SET PROBLEM —
Transcribe the records exactly. Pictures do not belong in the transcription.

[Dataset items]
• • • •
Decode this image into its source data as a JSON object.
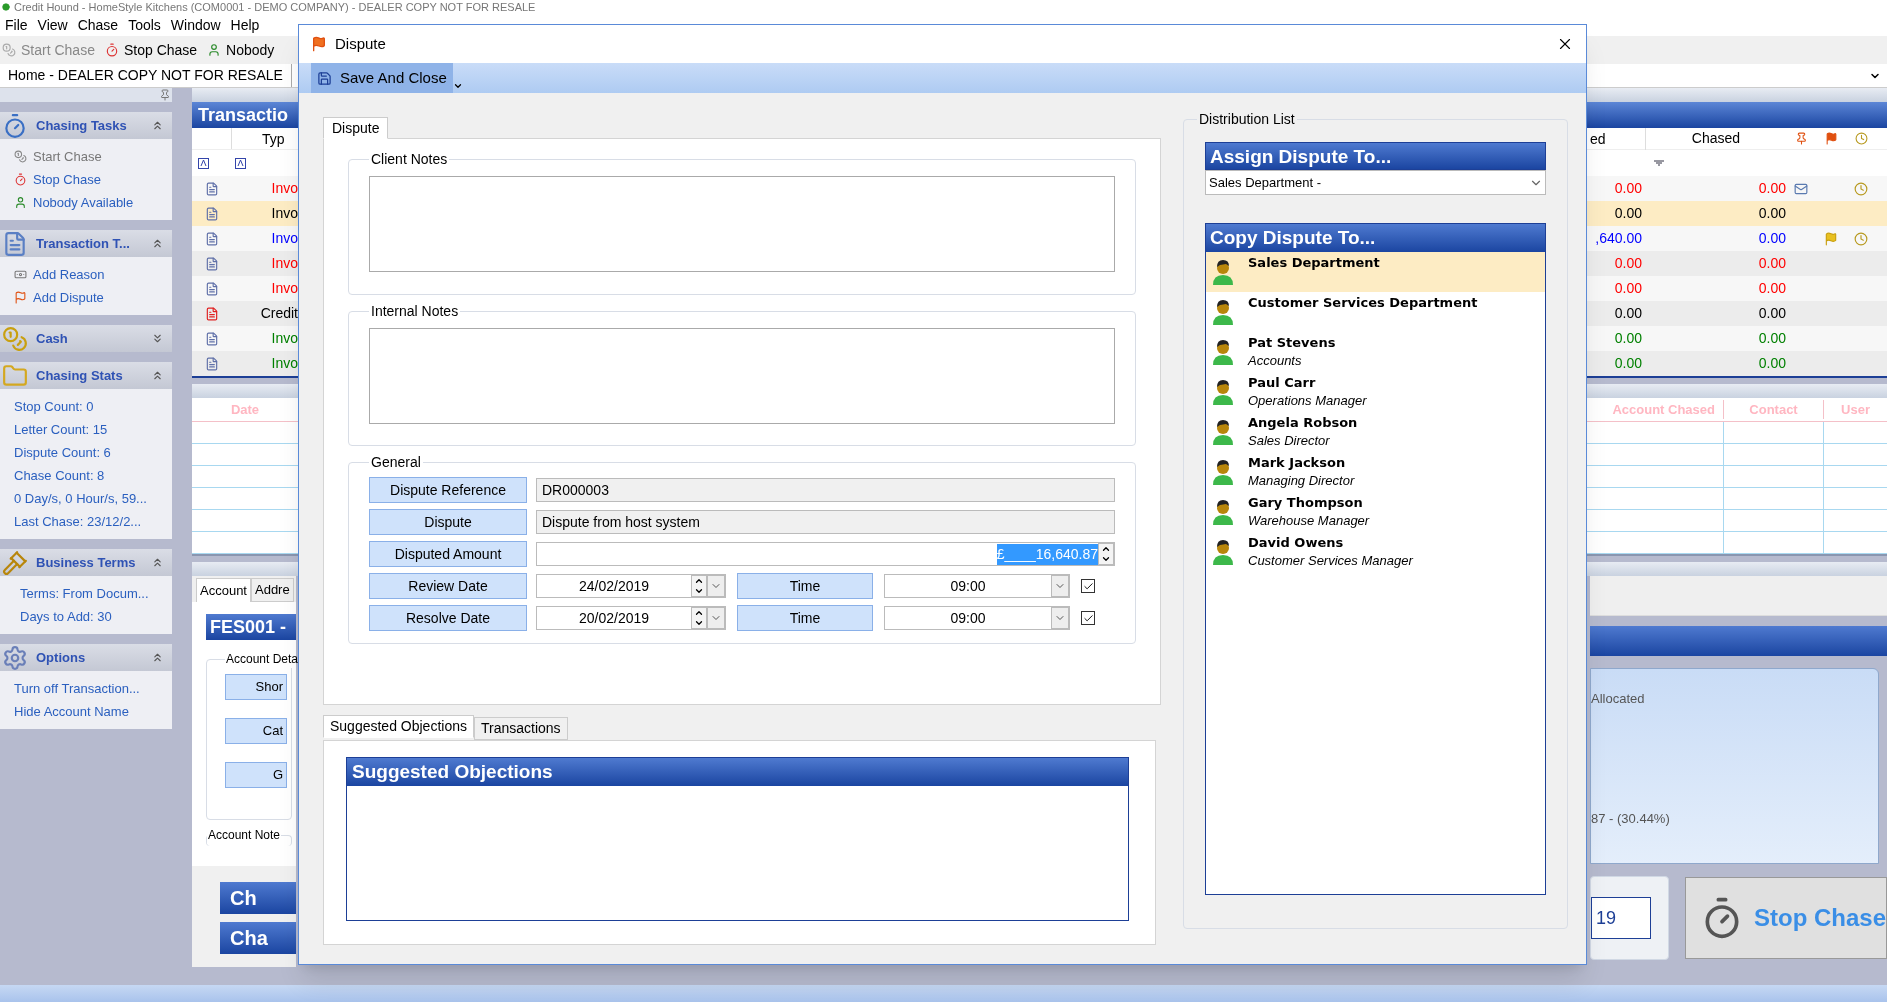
{
  "app_title": "Credit Hound - HomeStyle Kitchens (COM0001 - DEMO COMPANY) - DEALER COPY NOT FOR RESALE",
  "menu": [
    "File",
    "View",
    "Chase",
    "Tools",
    "Window",
    "Help"
  ],
  "toolbar": [
    {
      "label": "Start Chase",
      "disabled": true
    },
    {
      "label": "Stop Chase",
      "disabled": false
    },
    {
      "label": "Nobody",
      "disabled": false
    }
  ],
  "document_tab": "Home - DEALER COPY NOT FOR RESALE",
  "sidebar": [
    {
      "title": "Chasing Tasks",
      "expanded": true,
      "items": [
        {
          "label": "Start Chase",
          "disabled": true
        },
        {
          "label": "Stop Chase",
          "disabled": false
        },
        {
          "label": "Nobody Available",
          "disabled": false
        }
      ]
    },
    {
      "title": "Transaction  T...",
      "expanded": true,
      "items": [
        {
          "label": "Add Reason",
          "disabled": false
        },
        {
          "label": "Add Dispute",
          "disabled": false
        }
      ]
    },
    {
      "title": "Cash",
      "expanded": false
    },
    {
      "title": "Chasing Stats",
      "expanded": true,
      "items": [
        {
          "label": "Stop Count: 0",
          "disabled": false
        },
        {
          "label": "Letter Count: 15",
          "disabled": false
        },
        {
          "label": "Dispute Count: 6",
          "disabled": false
        },
        {
          "label": "Chase Count: 8",
          "disabled": false
        },
        {
          "label": "0 Day/s, 0 Hour/s, 59...",
          "disabled": false
        },
        {
          "label": "Last Chase: 23/12/2...",
          "disabled": false
        }
      ]
    },
    {
      "title": "Business Terms",
      "expanded": true,
      "items": [
        {
          "label": "Terms: From Docum...",
          "disabled": false
        },
        {
          "label": "Days to Add: 30",
          "disabled": false
        }
      ]
    },
    {
      "title": "Options",
      "expanded": true,
      "items": [
        {
          "label": "Turn off Transaction...",
          "disabled": false
        },
        {
          "label": "Hide Account Name",
          "disabled": false
        }
      ]
    }
  ],
  "transactions": {
    "title": "Transactio",
    "columns_left": [
      "Typ"
    ],
    "columns_right": [
      "ed",
      "Chased"
    ],
    "rows": [
      {
        "kind": "invoice",
        "type": "Invo",
        "amount": "0.00",
        "chased": "0.00",
        "color": "#ff0000",
        "selected": false,
        "emailed": true,
        "flagged": false,
        "reminder": true
      },
      {
        "kind": "invoice",
        "type": "Invo",
        "amount": "0.00",
        "chased": "0.00",
        "color": "#000000",
        "selected": true,
        "emailed": false,
        "flagged": false,
        "reminder": false
      },
      {
        "kind": "invoice",
        "type": "Invo",
        "amount": ",640.00",
        "chased": "0.00",
        "color": "#0000ff",
        "selected": false,
        "emailed": false,
        "flagged": true,
        "reminder": true
      },
      {
        "kind": "invoice",
        "type": "Invo",
        "amount": "0.00",
        "chased": "0.00",
        "color": "#ff0000",
        "selected": false,
        "emailed": false,
        "flagged": false,
        "reminder": false
      },
      {
        "kind": "invoice",
        "type": "Invo",
        "amount": "0.00",
        "chased": "0.00",
        "color": "#ff0000",
        "selected": false,
        "emailed": false,
        "flagged": false,
        "reminder": false
      },
      {
        "kind": "credit",
        "type": "Credit",
        "amount": "0.00",
        "chased": "0.00",
        "color": "#000000",
        "selected": false,
        "emailed": false,
        "flagged": false,
        "reminder": false
      },
      {
        "kind": "invoice",
        "type": "Invo",
        "amount": "0.00",
        "chased": "0.00",
        "color": "#008000",
        "selected": false,
        "emailed": false,
        "flagged": false,
        "reminder": false
      },
      {
        "kind": "invoice",
        "type": "Invo",
        "amount": "0.00",
        "chased": "0.00",
        "color": "#008000",
        "selected": false,
        "emailed": false,
        "flagged": false,
        "reminder": false
      }
    ]
  },
  "history": {
    "columns_left": [
      "Date"
    ],
    "columns_right": [
      "Account Chased",
      "Contact",
      "User"
    ]
  },
  "account": {
    "tabs": [
      {
        "label": "Account",
        "selected": true
      },
      {
        "label": "Addre",
        "selected": false
      }
    ],
    "header": "FES001 -",
    "group": "Account Deta",
    "fields": [
      "Shor",
      "Cat",
      "G"
    ],
    "notes_group": "Account Note",
    "buttons": [
      "Ch",
      "Cha"
    ],
    "allocated": "Allocated",
    "percent": "87 - (30.44%)",
    "date_box": "19",
    "stop_button": "Stop Chase"
  },
  "dialog": {
    "title": "Dispute",
    "toolbar_button": "Save And Close",
    "tabs": [
      {
        "label": "Dispute",
        "selected": true
      }
    ],
    "client_notes": "Client Notes",
    "internal_notes": "Internal Notes",
    "general": "General",
    "rows": [
      {
        "kind": "text",
        "label": "Dispute Reference",
        "value": "DR000003"
      },
      {
        "kind": "text",
        "label": "Dispute",
        "value": "Dispute from host system"
      },
      {
        "kind": "amount",
        "label": "Disputed Amount",
        "value": "£____16,640.87",
        "selected": true
      },
      {
        "kind": "date",
        "label": "Review Date",
        "value": "24/02/2019",
        "time_label": "Time",
        "time": "09:00",
        "checked": true
      },
      {
        "kind": "date",
        "label": "Resolve Date",
        "value": "20/02/2019",
        "time_label": "Time",
        "time": "09:00",
        "checked": true
      }
    ],
    "lower_tabs": [
      {
        "label": "Suggested Objections",
        "selected": true
      },
      {
        "label": "Transactions",
        "selected": false
      }
    ],
    "objections_title": "Suggested Objections",
    "distribution": {
      "label": "Distribution List",
      "assign_title": "Assign Dispute To...",
      "assign_value": "Sales Department -",
      "copy_title": "Copy Dispute To...",
      "people": [
        {
          "name": "Sales Department",
          "selected": true
        },
        {
          "name": "Customer Services Department",
          "selected": false
        },
        {
          "name": "Pat Stevens",
          "role": "Accounts",
          "selected": false
        },
        {
          "name": "Paul Carr",
          "role": "Operations Manager",
          "selected": false
        },
        {
          "name": "Angela Robson",
          "role": "Sales Director",
          "selected": false
        },
        {
          "name": "Mark Jackson",
          "role": "Managing Director",
          "selected": false
        },
        {
          "name": "Gary Thompson",
          "role": "Warehouse Manager",
          "selected": false
        },
        {
          "name": "David Owens",
          "role": "Customer Services Manager",
          "selected": false
        }
      ]
    }
  }
}
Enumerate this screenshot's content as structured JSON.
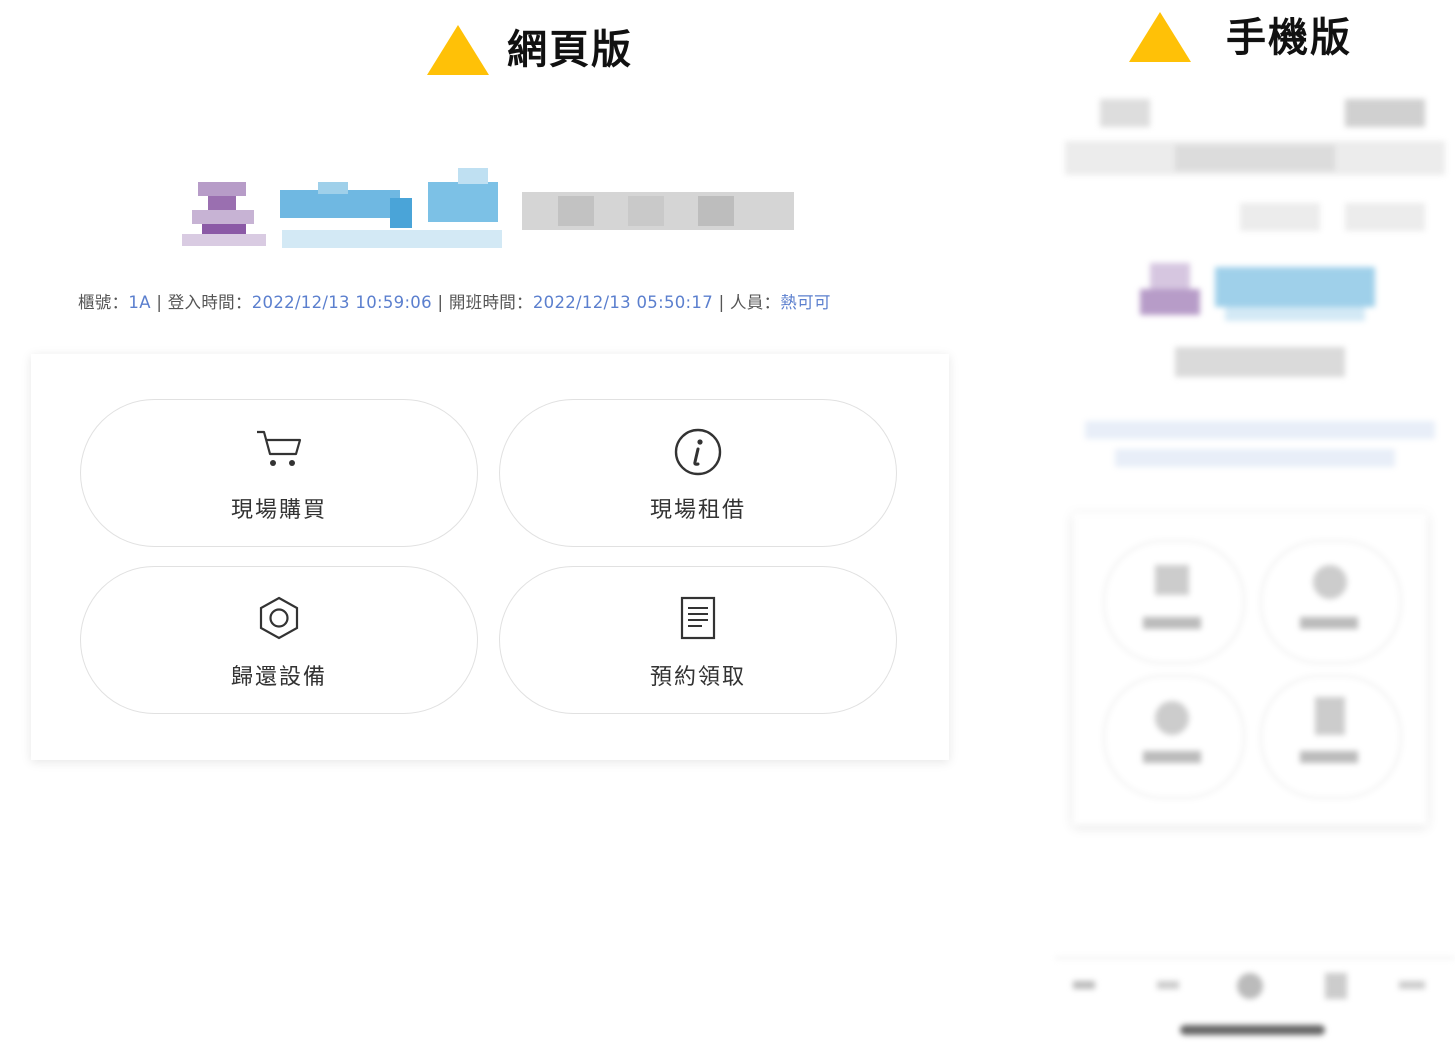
{
  "labels": {
    "web": "網頁版",
    "mobile": "手機版"
  },
  "status": {
    "counter_label": "櫃號：",
    "counter_value": "1A",
    "login_label": "登入時間：",
    "login_value": "2022/12/13 10:59:06",
    "shift_label": "開班時間：",
    "shift_value": "2022/12/13 05:50:17",
    "staff_label": "人員：",
    "staff_value": "熱可可",
    "separator": "|"
  },
  "menu": [
    {
      "label": "現場購買",
      "icon": "cart-icon"
    },
    {
      "label": "現場租借",
      "icon": "info-icon"
    },
    {
      "label": "歸還設備",
      "icon": "hexagon-nut-icon"
    },
    {
      "label": "預約領取",
      "icon": "document-icon"
    }
  ],
  "colors": {
    "accent_triangle": "#FFC107",
    "link_blue": "#5b7fce",
    "logo_purple": "#9a6fb0",
    "logo_blue": "#5aaedc"
  }
}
• • • •
SOLUTION TO THIS PROBLEM —
Decode this image into its source data as a JSON object.
{
  "app_title": "Credit Hound - HomeStyle Kitchens (COM0001 - DEMO COMPANY) - DEALER COPY NOT FOR RESALE",
  "menu": [
    "File",
    "View",
    "Chase",
    "Tools",
    "Window",
    "Help"
  ],
  "toolbar": [
    {
      "label": "Start Chase",
      "disabled": true
    },
    {
      "label": "Stop Chase",
      "disabled": false
    },
    {
      "label": "Nobody",
      "disabled": false
    }
  ],
  "document_tab": "Home - DEALER COPY NOT FOR RESALE",
  "sidebar": [
    {
      "title": "Chasing Tasks",
      "expanded": true,
      "items": [
        {
          "label": "Start Chase",
          "disabled": true
        },
        {
          "label": "Stop Chase",
          "disabled": false
        },
        {
          "label": "Nobody Available",
          "disabled": false
        }
      ]
    },
    {
      "title": "Transaction  T...",
      "expanded": true,
      "items": [
        {
          "label": "Add Reason",
          "disabled": false
        },
        {
          "label": "Add Dispute",
          "disabled": false
        }
      ]
    },
    {
      "title": "Cash",
      "expanded": false
    },
    {
      "title": "Chasing Stats",
      "expanded": true,
      "items": [
        {
          "label": "Stop Count: 0",
          "disabled": false
        },
        {
          "label": "Letter Count: 15",
          "disabled": false
        },
        {
          "label": "Dispute Count: 6",
          "disabled": false
        },
        {
          "label": "Chase Count: 8",
          "disabled": false
        },
        {
          "label": "0 Day/s, 0 Hour/s, 59...",
          "disabled": false
        },
        {
          "label": "Last Chase: 23/12/2...",
          "disabled": false
        }
      ]
    },
    {
      "title": "Business Terms",
      "expanded": true,
      "items": [
        {
          "label": "Terms: From Docum...",
          "disabled": false
        },
        {
          "label": "Days to Add: 30",
          "disabled": false
        }
      ]
    },
    {
      "title": "Options",
      "expanded": true,
      "items": [
        {
          "label": "Turn off Transaction...",
          "disabled": false
        },
        {
          "label": "Hide Account Name",
          "disabled": false
        }
      ]
    }
  ],
  "transactions": {
    "title": "Transactio",
    "columns_left": [
      "Typ"
    ],
    "columns_right": [
      "ed",
      "Chased"
    ],
    "rows": [
      {
        "kind": "invoice",
        "type": "Invo",
        "amount": "0.00",
        "chased": "0.00",
        "color": "#ff0000",
        "selected": false,
        "emailed": true,
        "flagged": false,
        "reminder": true
      },
      {
        "kind": "invoice",
        "type": "Invo",
        "amount": "0.00",
        "chased": "0.00",
        "color": "#000000",
        "selected": true,
        "emailed": false,
        "flagged": false,
        "reminder": false
      },
      {
        "kind": "invoice",
        "type": "Invo",
        "amount": ",640.00",
        "chased": "0.00",
        "color": "#0000ff",
        "selected": false,
        "emailed": false,
        "flagged": true,
        "reminder": true
      },
      {
        "kind": "invoice",
        "type": "Invo",
        "amount": "0.00",
        "chased": "0.00",
        "color": "#ff0000",
        "selected": false,
        "emailed": false,
        "flagged": false,
        "reminder": false
      },
      {
        "kind": "invoice",
        "type": "Invo",
        "amount": "0.00",
        "chased": "0.00",
        "color": "#ff0000",
        "selected": false,
        "emailed": false,
        "flagged": false,
        "reminder": false
      },
      {
        "kind": "credit",
        "type": "Credit",
        "amount": "0.00",
        "chased": "0.00",
        "color": "#000000",
        "selected": false,
        "emailed": false,
        "flagged": false,
        "reminder": false
      },
      {
        "kind": "invoice",
        "type": "Invo",
        "amount": "0.00",
        "chased": "0.00",
        "color": "#008000",
        "selected": false,
        "emailed": false,
        "flagged": false,
        "reminder": false
      },
      {
        "kind": "invoice",
        "type": "Invo",
        "amount": "0.00",
        "chased": "0.00",
        "color": "#008000",
        "selected": false,
        "emailed": false,
        "flagged": false,
        "reminder": false
      }
    ]
  },
  "history": {
    "columns_left": [
      "Date"
    ],
    "columns_right": [
      "Account Chased",
      "Contact",
      "User"
    ]
  },
  "account": {
    "tabs": [
      {
        "label": "Account",
        "selected": true
      },
      {
        "label": "Addre",
        "selected": false
      }
    ],
    "header": "FES001 -",
    "group": "Account Deta",
    "fields": [
      "Shor",
      "Cat",
      "G"
    ],
    "notes_group": "Account Note",
    "buttons": [
      "Ch",
      "Cha"
    ],
    "allocated": "Allocated",
    "percent": "87 - (30.44%)",
    "date_box": "19",
    "stop_button": "Stop Chase"
  },
  "dialog": {
    "title": "Dispute",
    "toolbar_button": "Save And Close",
    "tabs": [
      {
        "label": "Dispute",
        "selected": true
      }
    ],
    "client_notes": "Client Notes",
    "internal_notes": "Internal Notes",
    "general": "General",
    "rows": [
      {
        "kind": "text",
        "label": "Dispute Reference",
        "value": "DR000003"
      },
      {
        "kind": "text",
        "label": "Dispute",
        "value": "Dispute from host system"
      },
      {
        "kind": "amount",
        "label": "Disputed Amount",
        "value": "£____16,640.87",
        "selected": true
      },
      {
        "kind": "date",
        "label": "Review Date",
        "value": "24/02/2019",
        "time_label": "Time",
        "time": "09:00",
        "checked": true
      },
      {
        "kind": "date",
        "label": "Resolve Date",
        "value": "20/02/2019",
        "time_label": "Time",
        "time": "09:00",
        "checked": true
      }
    ],
    "lower_tabs": [
      {
        "label": "Suggested Objections",
        "selected": true
      },
      {
        "label": "Transactions",
        "selected": false
      }
    ],
    "objections_title": "Suggested Objections",
    "distribution": {
      "label": "Distribution List",
      "assign_title": "Assign Dispute To...",
      "assign_value": "Sales Department -",
      "copy_title": "Copy Dispute To...",
      "people": [
        {
          "name": "Sales Department",
          "selected": true
        },
        {
          "name": "Customer Services Department",
          "selected": false
        },
        {
          "name": "Pat Stevens",
          "role": "Accounts",
          "selected": false
        },
        {
          "name": "Paul Carr",
          "role": "Operations Manager",
          "selected": false
        },
        {
          "name": "Angela Robson",
          "role": "Sales Director",
          "selected": false
        },
        {
          "name": "Mark Jackson",
          "role": "Managing Director",
          "selected": false
        },
        {
          "name": "Gary Thompson",
          "role": "Warehouse Manager",
          "selected": false
        },
        {
          "name": "David Owens",
          "role": "Customer Services Manager",
          "selected": false
        }
      ]
    }
  }
}
Enumerate this screenshot's content as structured JSON.
{
  "labels": {
    "web": "網頁版",
    "mobile": "手機版"
  },
  "status": {
    "counter_label": "櫃號：",
    "counter_value": "1A",
    "login_label": "登入時間：",
    "login_value": "2022/12/13 10:59:06",
    "shift_label": "開班時間：",
    "shift_value": "2022/12/13 05:50:17",
    "staff_label": "人員：",
    "staff_value": "熱可可",
    "separator": "|"
  },
  "menu": [
    {
      "label": "現場購買",
      "icon": "cart-icon"
    },
    {
      "label": "現場租借",
      "icon": "info-icon"
    },
    {
      "label": "歸還設備",
      "icon": "hexagon-nut-icon"
    },
    {
      "label": "預約領取",
      "icon": "document-icon"
    }
  ],
  "colors": {
    "accent_triangle": "#FFC107",
    "link_blue": "#5b7fce",
    "logo_purple": "#9a6fb0",
    "logo_blue": "#5aaedc"
  }
}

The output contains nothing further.